### What is expected
Tally the lines of the listing that contain the word "marker", then give the total and nothing else.

### The input
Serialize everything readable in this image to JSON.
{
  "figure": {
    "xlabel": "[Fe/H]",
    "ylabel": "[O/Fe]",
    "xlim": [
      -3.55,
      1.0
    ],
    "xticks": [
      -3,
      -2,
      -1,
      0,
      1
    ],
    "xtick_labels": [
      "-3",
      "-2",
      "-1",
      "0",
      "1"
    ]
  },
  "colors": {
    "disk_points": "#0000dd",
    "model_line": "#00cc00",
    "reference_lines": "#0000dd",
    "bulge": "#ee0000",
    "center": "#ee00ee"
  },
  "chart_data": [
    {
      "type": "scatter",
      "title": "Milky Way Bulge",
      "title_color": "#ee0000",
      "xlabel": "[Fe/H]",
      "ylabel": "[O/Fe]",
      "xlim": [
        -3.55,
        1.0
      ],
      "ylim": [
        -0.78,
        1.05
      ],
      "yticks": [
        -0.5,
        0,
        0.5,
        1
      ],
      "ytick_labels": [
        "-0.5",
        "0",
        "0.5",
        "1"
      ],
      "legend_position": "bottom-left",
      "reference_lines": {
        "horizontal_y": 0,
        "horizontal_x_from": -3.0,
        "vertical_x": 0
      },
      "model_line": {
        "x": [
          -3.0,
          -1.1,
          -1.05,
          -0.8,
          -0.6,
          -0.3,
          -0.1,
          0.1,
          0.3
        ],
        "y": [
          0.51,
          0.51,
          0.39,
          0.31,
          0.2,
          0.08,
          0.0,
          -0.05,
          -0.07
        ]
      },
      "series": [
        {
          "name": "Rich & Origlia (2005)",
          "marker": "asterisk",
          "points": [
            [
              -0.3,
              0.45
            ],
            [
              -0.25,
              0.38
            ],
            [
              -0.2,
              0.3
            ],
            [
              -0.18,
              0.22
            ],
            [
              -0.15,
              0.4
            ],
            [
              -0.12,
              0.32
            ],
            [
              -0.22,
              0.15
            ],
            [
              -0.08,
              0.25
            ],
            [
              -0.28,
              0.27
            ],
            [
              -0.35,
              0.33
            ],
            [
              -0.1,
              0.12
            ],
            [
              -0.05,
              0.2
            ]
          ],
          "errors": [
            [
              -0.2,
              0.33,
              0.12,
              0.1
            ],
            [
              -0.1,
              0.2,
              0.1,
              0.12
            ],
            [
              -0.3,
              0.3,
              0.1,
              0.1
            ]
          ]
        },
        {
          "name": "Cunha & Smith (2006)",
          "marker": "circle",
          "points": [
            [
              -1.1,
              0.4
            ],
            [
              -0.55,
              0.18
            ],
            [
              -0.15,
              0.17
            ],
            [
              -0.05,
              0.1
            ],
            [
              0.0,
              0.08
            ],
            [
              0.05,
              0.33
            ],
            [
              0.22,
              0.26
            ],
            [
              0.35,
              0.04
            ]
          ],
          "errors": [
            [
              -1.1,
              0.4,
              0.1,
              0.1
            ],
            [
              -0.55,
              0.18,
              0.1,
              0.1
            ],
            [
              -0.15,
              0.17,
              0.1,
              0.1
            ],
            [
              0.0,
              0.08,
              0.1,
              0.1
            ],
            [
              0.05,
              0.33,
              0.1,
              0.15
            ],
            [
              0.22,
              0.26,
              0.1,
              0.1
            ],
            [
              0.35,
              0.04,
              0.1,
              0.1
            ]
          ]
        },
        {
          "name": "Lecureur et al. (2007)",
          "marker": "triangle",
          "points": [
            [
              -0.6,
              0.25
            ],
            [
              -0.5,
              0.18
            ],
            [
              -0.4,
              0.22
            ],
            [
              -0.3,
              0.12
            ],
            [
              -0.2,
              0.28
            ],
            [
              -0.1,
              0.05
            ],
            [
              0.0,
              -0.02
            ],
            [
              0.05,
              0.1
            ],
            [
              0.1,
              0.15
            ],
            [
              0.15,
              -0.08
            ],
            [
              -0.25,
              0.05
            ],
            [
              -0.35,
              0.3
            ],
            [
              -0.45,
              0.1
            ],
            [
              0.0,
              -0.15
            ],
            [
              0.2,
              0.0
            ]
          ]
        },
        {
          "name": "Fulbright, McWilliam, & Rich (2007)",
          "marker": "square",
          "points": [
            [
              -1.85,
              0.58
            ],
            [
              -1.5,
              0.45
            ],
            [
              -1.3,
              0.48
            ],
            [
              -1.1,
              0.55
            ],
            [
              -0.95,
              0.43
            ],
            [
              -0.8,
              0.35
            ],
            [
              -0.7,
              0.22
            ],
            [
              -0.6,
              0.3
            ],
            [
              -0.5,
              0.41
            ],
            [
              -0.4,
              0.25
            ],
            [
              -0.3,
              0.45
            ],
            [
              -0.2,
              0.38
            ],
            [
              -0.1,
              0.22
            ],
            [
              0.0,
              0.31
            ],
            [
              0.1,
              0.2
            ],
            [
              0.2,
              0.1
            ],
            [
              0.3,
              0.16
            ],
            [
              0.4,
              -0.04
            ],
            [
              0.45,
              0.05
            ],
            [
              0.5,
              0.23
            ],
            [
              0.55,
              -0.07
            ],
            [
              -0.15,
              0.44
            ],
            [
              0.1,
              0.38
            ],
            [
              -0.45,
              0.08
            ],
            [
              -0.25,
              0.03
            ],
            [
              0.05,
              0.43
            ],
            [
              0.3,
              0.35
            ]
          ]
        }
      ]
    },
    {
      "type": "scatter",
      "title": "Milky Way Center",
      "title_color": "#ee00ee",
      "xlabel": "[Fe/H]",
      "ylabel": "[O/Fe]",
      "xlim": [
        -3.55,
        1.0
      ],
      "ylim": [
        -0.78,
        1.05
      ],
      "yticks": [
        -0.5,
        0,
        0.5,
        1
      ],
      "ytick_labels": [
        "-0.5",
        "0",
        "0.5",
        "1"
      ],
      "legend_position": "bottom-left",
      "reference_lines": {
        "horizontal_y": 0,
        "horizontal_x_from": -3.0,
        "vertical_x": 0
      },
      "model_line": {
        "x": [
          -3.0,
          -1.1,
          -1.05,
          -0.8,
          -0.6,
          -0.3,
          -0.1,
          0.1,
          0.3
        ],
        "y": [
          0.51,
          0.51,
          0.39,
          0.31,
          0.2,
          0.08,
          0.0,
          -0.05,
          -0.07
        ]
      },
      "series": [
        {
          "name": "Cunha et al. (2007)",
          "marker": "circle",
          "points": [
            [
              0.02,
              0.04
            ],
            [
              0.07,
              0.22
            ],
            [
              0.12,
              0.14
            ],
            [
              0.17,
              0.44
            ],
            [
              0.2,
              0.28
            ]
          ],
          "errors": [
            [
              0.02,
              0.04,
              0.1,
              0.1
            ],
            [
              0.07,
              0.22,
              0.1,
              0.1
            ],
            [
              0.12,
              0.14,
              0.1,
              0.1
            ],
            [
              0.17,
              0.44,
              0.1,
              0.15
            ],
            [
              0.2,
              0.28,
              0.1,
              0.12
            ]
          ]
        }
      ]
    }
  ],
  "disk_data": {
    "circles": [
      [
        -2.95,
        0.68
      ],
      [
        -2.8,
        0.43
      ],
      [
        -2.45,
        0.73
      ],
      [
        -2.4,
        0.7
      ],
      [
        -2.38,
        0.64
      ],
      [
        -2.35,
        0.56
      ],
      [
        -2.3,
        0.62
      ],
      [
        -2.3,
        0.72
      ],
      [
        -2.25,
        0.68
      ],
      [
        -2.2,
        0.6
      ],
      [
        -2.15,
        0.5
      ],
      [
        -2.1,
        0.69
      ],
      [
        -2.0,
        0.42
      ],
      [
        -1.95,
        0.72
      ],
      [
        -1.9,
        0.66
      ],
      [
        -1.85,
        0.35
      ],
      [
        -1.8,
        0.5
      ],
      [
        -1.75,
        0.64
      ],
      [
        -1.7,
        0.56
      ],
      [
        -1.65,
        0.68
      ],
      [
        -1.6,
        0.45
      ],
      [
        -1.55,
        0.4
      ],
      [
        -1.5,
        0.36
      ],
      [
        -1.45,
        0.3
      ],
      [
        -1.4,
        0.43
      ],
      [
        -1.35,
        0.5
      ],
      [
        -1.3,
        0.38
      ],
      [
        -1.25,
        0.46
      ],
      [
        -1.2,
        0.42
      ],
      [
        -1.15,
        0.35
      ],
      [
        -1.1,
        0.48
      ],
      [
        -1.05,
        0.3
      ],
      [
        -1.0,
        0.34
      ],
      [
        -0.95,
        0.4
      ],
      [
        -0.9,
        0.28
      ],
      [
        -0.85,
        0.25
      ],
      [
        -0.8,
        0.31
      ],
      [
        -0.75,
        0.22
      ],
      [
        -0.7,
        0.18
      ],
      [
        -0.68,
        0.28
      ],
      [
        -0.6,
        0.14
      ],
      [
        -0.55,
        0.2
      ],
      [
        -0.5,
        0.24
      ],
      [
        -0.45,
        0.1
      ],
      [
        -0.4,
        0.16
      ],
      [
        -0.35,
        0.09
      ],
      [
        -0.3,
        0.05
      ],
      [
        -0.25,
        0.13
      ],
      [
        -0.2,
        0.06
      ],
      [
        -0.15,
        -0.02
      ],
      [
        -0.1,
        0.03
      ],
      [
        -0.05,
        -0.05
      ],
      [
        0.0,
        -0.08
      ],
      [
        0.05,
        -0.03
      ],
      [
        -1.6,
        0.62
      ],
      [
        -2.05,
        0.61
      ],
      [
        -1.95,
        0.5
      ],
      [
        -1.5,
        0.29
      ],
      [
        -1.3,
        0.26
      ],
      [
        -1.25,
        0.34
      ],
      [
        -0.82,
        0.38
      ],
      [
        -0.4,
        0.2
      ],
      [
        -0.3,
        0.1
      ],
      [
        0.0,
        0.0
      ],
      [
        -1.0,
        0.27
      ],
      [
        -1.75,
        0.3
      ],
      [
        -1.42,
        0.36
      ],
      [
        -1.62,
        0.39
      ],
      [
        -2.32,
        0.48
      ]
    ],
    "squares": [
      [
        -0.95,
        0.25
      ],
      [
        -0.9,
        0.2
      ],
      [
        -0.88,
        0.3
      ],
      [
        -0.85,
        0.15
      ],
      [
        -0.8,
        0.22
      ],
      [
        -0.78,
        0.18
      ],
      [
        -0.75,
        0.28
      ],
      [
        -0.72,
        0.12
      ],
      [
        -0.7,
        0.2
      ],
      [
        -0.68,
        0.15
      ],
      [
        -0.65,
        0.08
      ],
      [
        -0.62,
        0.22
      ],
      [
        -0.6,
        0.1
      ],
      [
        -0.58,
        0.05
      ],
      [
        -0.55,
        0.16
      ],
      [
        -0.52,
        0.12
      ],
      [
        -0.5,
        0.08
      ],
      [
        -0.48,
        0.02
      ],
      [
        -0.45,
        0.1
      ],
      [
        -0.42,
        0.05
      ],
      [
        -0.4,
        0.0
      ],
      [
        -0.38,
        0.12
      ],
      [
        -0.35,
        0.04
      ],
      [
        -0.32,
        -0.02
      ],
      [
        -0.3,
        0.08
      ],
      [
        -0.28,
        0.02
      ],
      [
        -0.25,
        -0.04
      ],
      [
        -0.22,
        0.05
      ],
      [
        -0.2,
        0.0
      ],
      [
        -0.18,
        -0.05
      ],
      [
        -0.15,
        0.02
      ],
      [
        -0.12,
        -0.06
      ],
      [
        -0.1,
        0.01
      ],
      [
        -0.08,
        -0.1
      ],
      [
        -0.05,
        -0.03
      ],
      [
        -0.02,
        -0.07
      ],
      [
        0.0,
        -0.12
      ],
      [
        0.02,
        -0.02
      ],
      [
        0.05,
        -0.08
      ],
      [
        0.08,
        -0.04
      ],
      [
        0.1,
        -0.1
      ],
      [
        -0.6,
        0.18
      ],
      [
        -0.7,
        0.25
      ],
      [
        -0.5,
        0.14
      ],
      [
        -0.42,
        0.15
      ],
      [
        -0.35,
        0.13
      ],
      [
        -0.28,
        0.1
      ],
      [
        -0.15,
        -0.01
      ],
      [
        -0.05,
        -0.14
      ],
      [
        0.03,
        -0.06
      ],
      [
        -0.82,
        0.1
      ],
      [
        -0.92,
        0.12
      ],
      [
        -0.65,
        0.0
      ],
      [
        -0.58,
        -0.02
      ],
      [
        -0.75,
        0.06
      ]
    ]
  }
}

### Result of the task
5